**Problem details:**
Write out the listing below exactly, and omit any images you find in it.

Data entries:
[BEGIN]
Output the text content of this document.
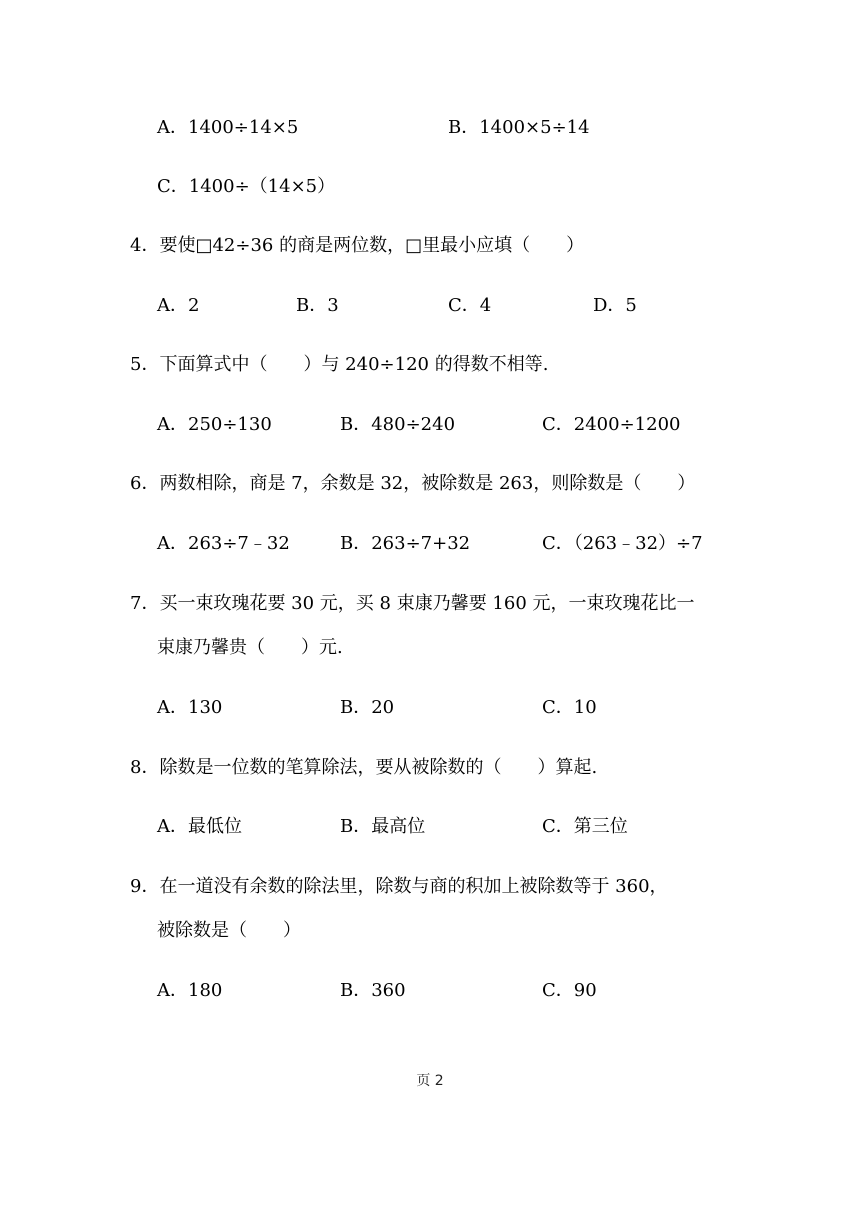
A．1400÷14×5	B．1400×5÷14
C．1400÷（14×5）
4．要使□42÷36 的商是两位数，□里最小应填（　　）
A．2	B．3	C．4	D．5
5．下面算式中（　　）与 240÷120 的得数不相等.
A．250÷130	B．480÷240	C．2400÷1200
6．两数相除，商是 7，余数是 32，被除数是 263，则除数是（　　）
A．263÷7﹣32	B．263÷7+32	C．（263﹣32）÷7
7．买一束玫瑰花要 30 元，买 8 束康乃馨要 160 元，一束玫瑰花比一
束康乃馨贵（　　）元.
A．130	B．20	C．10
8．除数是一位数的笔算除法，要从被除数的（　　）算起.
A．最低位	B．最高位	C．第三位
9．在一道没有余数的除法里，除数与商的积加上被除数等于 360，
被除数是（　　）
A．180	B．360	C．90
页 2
[END]
**Solution:**
Output the text content of this document.
A．1400÷14×5	B．1400×5÷14
C．1400÷（14×5）
4．要使□42÷36 的商是两位数，□里最小应填（　　）
A．2	B．3	C．4	D．5
5．下面算式中（　　）与 240÷120 的得数不相等.
A．250÷130	B．480÷240	C．2400÷1200
6．两数相除，商是 7，余数是 32，被除数是 263，则除数是（　　）
A．263÷7﹣32	B．263÷7+32	C．（263﹣32）÷7
7．买一束玫瑰花要 30 元，买 8 束康乃馨要 160 元，一束玫瑰花比一
束康乃馨贵（　　）元.
A．130	B．20	C．10
8．除数是一位数的笔算除法，要从被除数的（　　）算起.
A．最低位	B．最高位	C．第三位
9．在一道没有余数的除法里，除数与商的积加上被除数等于 360，
被除数是（　　）
A．180	B．360	C．90
页 2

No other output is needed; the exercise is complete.